■ Série de consignes ■
A - Relevez dans le texte les domaines où, selon lui, les besoins n'ont pas beaucoup changé ou pas au même rythme.
B - Comptez les lignes des enregistrements qui contiennent la chaîne "bubble", puis indiquez uniquement ce nombre.

■ Texte ■
::::

On n’a pas aujourd’hui de réponse évidente. Je doute que ces évolutions viennent de l’impact massif des technologies que l’on voit évoluer à grande rapidité sur nos smartphones et autres appareils. Tout le temps qu’on passe à regarder nos smartphones grandir plus vite que nous, on ne le passe pas à considérer les nombreux besoins qui, eux, n’ont pas beaucoup changé, ou pas au même rythme, en infrastructures, en process, en vitrage, en béton, etc. Or l’industrie c’est aussi cela.
Le progrès technique a-t-il un impact si brutal qu’on le dit sur le marché du travail ? Honnêtement j’en doute et je ne trouve pas dans la littérature économique de quoi l’attester, en tout cas pas en des termes apocalyptiques ou dramatiques.
Que peut-on faire ?
À mes yeux la seule réponse qui soit techniquement optimale, qui n’ait pas trop d’effets délétères, c’est la montée en compétence des gens, la formation. C’est facile à dire. On se demande depuis longtemps comment on pourrait améliorer l’efficacité du système de formation professionnelle, notamment la formation continue, dans l’industrie et ailleurs. Mais toutes les autres options qui sont – ou ont été – tentées en France et ailleurs ont un coût économique ou un coût social. Si, comme en France, on distord le coût du travail et qu’on accorde de fortes baisses de charges sur les salaires peu élevés et les emplois peu qualifiés, afin d’arrêter la croissance du chômage peu qualifié, on surenchérit le coût du travail qualifié, ce qui pénalise les secteurs exportateurs. D’autre tentatives ont été faites, par exemple en Italie, d’aides pointées vers les secteurs exposés mais uniquement les secteurs intensifs en travail peu qualifié. Cela n’a pas été non plus mirifique. Et si on fait du soutien à l’innovation, ce qui, a priori, s’apparente à regarder vers l’avenir, on fait avancer Boulogne sans forcément ramener Billancourt, c’est-à-dire qu’on facilite l’éclosion de marchés d’emplois qualifiés et d’emplois intensifs en technologie sans pour autant résoudre le sort de ceux qui aujourd’hui, ne sont pas inclus car ils ne ne disposent pas de tous les savoir-faire numériques. Pierre Veltz rappelle souvent que la société numérique est une société de l’écrit. Il y a trente ans, sur une chaîne de montage automobile, on pouvait gagner quelques points de productivité en remplaçant « volant à gauche / volant à droite » par des logos qui permettaient de dépasser le fait qu’une fraction notable des opérateurs maîtrisaient mal la lecture. Avec le numérique ce n’est pas possible. La question de « l’inclusion numérique » dont on parle souvent est en fait la traduction sur une interface électronique ou numérique d’un problème bien plus ancien avec lequel on ne peut plus tricher, celui de l’inclusion tout simplement littérale.

::::

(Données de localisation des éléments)
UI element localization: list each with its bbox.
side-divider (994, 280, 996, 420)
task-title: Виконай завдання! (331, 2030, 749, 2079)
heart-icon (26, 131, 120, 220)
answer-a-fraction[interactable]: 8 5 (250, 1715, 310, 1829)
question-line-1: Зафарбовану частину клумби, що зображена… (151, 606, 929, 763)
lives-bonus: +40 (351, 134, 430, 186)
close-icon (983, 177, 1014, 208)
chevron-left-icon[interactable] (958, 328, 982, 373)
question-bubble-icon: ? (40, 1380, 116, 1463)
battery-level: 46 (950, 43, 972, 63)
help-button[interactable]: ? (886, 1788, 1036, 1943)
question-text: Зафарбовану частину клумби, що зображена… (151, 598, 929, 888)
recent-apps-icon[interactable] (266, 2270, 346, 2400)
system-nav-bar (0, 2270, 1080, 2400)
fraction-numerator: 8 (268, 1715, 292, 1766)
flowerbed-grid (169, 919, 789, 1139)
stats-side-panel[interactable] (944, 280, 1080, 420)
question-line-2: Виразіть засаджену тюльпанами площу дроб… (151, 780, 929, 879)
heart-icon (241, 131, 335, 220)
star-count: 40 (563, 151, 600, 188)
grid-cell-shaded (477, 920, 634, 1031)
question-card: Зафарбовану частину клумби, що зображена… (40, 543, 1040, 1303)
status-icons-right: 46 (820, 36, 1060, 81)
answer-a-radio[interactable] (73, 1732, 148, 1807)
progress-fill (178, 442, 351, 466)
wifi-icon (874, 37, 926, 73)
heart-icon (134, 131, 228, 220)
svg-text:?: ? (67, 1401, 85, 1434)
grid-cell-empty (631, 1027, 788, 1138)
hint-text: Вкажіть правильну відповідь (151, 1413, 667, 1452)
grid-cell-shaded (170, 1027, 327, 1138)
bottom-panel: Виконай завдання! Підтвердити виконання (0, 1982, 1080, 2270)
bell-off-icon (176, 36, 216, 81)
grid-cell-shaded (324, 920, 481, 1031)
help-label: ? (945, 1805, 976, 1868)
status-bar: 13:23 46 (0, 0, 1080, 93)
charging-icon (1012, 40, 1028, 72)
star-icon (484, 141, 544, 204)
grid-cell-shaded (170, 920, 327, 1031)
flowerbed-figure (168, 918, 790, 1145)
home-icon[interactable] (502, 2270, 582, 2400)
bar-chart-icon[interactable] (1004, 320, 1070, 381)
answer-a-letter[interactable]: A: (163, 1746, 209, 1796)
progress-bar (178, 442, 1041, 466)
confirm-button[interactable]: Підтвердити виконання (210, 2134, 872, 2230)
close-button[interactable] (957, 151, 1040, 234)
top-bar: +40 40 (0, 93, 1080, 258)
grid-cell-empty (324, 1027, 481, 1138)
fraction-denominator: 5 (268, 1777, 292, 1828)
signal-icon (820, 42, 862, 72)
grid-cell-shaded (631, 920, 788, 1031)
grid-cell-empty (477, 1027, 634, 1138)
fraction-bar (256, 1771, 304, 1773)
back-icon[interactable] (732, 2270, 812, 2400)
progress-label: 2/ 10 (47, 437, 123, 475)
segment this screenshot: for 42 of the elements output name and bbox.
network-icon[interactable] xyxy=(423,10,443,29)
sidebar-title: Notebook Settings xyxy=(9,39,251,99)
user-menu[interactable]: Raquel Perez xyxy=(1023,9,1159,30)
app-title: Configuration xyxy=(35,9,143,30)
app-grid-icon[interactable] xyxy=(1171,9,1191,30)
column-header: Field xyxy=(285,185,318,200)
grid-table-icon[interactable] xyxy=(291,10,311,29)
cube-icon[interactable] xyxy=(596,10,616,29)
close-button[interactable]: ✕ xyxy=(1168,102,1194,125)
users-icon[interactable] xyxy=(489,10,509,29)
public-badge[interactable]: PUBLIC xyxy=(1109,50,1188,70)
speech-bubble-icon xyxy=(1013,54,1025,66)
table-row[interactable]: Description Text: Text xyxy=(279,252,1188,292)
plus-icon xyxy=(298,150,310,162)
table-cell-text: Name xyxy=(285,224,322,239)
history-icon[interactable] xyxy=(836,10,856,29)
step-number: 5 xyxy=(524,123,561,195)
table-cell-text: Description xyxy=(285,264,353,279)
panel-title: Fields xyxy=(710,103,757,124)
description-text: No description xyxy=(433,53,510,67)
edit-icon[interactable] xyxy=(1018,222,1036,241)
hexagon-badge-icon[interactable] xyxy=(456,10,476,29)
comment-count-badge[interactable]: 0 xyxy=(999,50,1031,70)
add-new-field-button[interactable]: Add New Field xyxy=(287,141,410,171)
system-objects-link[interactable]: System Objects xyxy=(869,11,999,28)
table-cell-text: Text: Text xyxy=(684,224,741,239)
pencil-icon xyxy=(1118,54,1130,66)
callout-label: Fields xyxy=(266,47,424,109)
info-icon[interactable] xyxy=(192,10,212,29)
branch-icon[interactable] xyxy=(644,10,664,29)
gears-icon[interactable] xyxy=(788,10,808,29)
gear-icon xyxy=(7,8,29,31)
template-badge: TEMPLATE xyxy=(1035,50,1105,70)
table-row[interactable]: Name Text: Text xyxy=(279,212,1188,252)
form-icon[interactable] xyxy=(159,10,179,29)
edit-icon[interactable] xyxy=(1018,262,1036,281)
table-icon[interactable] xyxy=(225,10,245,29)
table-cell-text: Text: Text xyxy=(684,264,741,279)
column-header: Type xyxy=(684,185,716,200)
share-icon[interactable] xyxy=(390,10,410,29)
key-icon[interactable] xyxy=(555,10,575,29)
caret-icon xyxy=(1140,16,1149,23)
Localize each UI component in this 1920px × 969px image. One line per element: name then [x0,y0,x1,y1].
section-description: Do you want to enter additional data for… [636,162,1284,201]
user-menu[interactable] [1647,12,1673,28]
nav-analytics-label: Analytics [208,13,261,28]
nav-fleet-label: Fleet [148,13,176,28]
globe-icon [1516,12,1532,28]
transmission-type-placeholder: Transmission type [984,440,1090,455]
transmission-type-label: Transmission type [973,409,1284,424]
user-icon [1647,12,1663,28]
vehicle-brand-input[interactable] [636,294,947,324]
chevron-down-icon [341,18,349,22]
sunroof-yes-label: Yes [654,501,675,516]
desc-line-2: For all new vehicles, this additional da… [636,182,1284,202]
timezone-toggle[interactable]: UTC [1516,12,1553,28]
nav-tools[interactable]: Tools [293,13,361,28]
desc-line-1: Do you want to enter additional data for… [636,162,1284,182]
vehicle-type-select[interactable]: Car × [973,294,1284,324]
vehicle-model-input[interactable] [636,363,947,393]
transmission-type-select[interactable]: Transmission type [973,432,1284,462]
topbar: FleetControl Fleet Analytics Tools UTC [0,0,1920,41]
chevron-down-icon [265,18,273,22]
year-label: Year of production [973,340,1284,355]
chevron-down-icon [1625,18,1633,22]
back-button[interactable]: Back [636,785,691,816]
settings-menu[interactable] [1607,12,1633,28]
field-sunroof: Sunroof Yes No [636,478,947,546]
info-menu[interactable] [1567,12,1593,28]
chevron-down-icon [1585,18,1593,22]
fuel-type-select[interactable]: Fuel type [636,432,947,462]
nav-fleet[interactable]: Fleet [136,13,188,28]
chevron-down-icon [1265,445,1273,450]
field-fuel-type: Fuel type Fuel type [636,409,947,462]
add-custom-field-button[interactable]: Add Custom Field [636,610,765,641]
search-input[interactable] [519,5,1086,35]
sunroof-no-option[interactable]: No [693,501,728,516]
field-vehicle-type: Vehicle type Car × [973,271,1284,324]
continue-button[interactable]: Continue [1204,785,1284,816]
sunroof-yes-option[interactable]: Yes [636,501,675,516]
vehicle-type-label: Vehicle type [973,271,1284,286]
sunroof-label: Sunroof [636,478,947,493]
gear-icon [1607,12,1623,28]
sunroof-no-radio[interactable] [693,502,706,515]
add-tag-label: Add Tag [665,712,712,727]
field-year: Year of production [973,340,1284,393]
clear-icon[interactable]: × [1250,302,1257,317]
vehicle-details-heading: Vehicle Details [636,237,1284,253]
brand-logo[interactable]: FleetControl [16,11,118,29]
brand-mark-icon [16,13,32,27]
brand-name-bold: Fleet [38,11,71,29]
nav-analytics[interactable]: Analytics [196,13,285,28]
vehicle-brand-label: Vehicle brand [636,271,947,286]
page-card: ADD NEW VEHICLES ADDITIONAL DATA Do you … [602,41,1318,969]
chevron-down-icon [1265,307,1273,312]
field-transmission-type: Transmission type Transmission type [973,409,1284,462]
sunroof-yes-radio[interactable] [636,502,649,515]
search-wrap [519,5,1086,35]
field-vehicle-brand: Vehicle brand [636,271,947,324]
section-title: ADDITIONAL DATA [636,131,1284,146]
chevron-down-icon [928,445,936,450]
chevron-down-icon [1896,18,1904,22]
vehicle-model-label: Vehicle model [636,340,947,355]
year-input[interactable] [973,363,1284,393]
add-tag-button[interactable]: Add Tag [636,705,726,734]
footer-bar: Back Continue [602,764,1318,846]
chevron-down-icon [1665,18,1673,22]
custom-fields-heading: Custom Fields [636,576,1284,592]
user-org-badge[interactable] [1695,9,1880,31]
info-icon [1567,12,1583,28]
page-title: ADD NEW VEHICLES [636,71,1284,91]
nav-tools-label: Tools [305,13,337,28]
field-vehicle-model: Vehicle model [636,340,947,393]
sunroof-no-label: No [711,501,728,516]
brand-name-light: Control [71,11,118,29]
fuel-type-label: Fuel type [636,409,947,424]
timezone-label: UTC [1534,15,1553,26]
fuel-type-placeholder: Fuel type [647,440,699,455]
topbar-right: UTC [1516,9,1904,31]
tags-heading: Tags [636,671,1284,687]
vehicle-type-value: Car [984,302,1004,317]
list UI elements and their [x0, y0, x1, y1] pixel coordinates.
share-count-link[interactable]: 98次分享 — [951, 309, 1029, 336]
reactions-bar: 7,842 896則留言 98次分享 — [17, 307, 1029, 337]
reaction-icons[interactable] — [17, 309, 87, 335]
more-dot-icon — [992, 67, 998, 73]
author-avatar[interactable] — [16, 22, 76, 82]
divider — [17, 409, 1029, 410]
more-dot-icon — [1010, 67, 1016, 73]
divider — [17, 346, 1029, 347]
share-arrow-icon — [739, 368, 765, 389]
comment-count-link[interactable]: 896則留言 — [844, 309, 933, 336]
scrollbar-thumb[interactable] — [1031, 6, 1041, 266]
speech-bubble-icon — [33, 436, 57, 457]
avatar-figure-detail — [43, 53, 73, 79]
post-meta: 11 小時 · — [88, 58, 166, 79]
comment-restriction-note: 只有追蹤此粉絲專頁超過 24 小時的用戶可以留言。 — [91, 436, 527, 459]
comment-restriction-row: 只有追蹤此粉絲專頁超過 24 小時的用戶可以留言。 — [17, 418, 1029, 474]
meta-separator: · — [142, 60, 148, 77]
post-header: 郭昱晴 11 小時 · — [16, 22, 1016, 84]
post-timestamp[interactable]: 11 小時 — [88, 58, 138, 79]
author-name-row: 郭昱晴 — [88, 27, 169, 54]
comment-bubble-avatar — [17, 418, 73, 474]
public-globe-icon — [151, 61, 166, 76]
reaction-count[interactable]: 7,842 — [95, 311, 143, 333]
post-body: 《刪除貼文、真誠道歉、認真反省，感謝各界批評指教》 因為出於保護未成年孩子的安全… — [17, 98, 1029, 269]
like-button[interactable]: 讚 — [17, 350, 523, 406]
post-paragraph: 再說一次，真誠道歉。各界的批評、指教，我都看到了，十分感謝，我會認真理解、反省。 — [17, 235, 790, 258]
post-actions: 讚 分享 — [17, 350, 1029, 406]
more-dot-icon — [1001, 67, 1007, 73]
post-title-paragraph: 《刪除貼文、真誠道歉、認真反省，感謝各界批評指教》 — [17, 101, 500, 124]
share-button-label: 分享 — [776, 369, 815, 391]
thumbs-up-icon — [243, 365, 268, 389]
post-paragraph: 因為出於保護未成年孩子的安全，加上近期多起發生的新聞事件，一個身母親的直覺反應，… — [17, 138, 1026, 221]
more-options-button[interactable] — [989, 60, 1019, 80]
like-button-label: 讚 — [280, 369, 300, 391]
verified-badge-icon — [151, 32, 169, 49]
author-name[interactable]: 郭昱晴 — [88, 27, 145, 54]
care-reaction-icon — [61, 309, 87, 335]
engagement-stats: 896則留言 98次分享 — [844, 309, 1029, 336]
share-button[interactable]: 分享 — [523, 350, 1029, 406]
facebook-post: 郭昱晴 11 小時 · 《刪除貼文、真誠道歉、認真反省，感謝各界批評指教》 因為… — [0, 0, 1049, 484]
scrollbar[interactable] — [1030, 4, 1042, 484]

::::

■ Corrigés détaillés ■
A - Les infrastructures, les process, le vitrage et le béton.

B - 4